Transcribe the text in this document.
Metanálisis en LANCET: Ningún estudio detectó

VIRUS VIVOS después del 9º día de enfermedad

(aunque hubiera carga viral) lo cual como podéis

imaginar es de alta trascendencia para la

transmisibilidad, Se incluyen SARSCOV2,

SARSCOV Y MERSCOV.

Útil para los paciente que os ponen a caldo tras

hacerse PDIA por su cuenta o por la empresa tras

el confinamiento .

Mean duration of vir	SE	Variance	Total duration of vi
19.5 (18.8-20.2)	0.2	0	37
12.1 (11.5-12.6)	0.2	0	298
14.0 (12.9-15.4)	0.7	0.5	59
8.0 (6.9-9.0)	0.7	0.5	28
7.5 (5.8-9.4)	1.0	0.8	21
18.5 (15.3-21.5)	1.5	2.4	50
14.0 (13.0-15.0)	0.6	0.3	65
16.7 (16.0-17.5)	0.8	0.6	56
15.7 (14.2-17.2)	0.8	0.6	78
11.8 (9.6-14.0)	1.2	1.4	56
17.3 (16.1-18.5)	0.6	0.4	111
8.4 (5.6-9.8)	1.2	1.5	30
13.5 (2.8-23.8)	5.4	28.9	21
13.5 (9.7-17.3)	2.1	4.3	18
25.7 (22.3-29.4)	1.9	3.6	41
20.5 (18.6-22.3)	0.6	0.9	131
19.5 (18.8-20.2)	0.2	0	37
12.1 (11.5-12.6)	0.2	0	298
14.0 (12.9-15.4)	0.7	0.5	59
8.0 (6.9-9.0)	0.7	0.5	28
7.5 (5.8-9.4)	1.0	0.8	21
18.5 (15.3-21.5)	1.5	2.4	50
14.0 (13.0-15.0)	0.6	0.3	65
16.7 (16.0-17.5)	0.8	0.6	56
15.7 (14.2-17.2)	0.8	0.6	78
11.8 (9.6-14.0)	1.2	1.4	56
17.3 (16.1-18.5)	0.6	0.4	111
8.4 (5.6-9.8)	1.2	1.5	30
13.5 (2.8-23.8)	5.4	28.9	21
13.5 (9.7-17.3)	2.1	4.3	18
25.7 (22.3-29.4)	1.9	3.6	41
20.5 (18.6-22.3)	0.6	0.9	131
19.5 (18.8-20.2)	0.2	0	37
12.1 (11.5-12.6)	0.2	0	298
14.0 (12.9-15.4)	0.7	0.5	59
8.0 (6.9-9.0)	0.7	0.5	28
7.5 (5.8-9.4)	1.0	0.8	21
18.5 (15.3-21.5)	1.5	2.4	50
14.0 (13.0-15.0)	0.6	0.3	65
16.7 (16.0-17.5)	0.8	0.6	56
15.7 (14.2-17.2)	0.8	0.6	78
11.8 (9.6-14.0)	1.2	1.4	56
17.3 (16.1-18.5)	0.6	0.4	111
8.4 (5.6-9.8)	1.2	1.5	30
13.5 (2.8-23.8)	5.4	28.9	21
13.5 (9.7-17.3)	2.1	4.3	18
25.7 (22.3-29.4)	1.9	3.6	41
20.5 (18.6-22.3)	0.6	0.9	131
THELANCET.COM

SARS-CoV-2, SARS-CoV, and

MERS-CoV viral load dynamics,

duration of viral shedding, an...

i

########################################

What you have to do> Write the whole of the material out again, exactly.

Output>
Transcribe the text in this document.
Metanálisis en LANCET: Ningún estudio detectó

VIRUS VIVOS después del 9º día de enfermedad

(aunque hubiera carga viral) lo cual como podéis

imaginar es de alta trascendencia para la

transmisibilidad, Se incluyen SARSCOV2,

SARSCOV Y MERSCOV.

Útil para los paciente que os ponen a caldo tras

hacerse PDIA por su cuenta o por la empresa tras

el confinamiento .

Mean duration of vir	SE	Variance	Total duration of vi
19.5 (18.8-20.2)	0.2	0	37
12.1 (11.5-12.6)	0.2	0	298
14.0 (12.9-15.4)	0.7	0.5	59
8.0 (6.9-9.0)	0.7	0.5	28
7.5 (5.8-9.4)	1.0	0.8	21
18.5 (15.3-21.5)	1.5	2.4	50
14.0 (13.0-15.0)	0.6	0.3	65
16.7 (16.0-17.5)	0.8	0.6	56
15.7 (14.2-17.2)	0.8	0.6	78
11.8 (9.6-14.0)	1.2	1.4	56
17.3 (16.1-18.5)	0.6	0.4	111
8.4 (5.6-9.8)	1.2	1.5	30
13.5 (2.8-23.8)	5.4	28.9	21
13.5 (9.7-17.3)	2.1	4.3	18
25.7 (22.3-29.4)	1.9	3.6	41
20.5 (18.6-22.3)	0.6	0.9	131
19.5 (18.8-20.2)	0.2	0	37
12.1 (11.5-12.6)	0.2	0	298
14.0 (12.9-15.4)	0.7	0.5	59
8.0 (6.9-9.0)	0.7	0.5	28
7.5 (5.8-9.4)	1.0	0.8	21
18.5 (15.3-21.5)	1.5	2.4	50
14.0 (13.0-15.0)	0.6	0.3	65
16.7 (16.0-17.5)	0.8	0.6	56
15.7 (14.2-17.2)	0.8	0.6	78
11.8 (9.6-14.0)	1.2	1.4	56
17.3 (16.1-18.5)	0.6	0.4	111
8.4 (5.6-9.8)	1.2	1.5	30
13.5 (2.8-23.8)	5.4	28.9	21
13.5 (9.7-17.3)	2.1	4.3	18
25.7 (22.3-29.4)	1.9	3.6	41
20.5 (18.6-22.3)	0.6	0.9	131
19.5 (18.8-20.2)	0.2	0	37
12.1 (11.5-12.6)	0.2	0	298
14.0 (12.9-15.4)	0.7	0.5	59
8.0 (6.9-9.0)	0.7	0.5	28
7.5 (5.8-9.4)	1.0	0.8	21
18.5 (15.3-21.5)	1.5	2.4	50
14.0 (13.0-15.0)	0.6	0.3	65
16.7 (16.0-17.5)	0.8	0.6	56
15.7 (14.2-17.2)	0.8	0.6	78
11.8 (9.6-14.0)	1.2	1.4	56
17.3 (16.1-18.5)	0.6	0.4	111
8.4 (5.6-9.8)	1.2	1.5	30
13.5 (2.8-23.8)	5.4	28.9	21
13.5 (9.7-17.3)	2.1	4.3	18
25.7 (22.3-29.4)	1.9	3.6	41
20.5 (18.6-22.3)	0.6	0.9	131
THELANCET.COM

SARS-CoV-2, SARS-CoV, and

MERS-CoV viral load dynamics,

duration of viral shedding, an...

i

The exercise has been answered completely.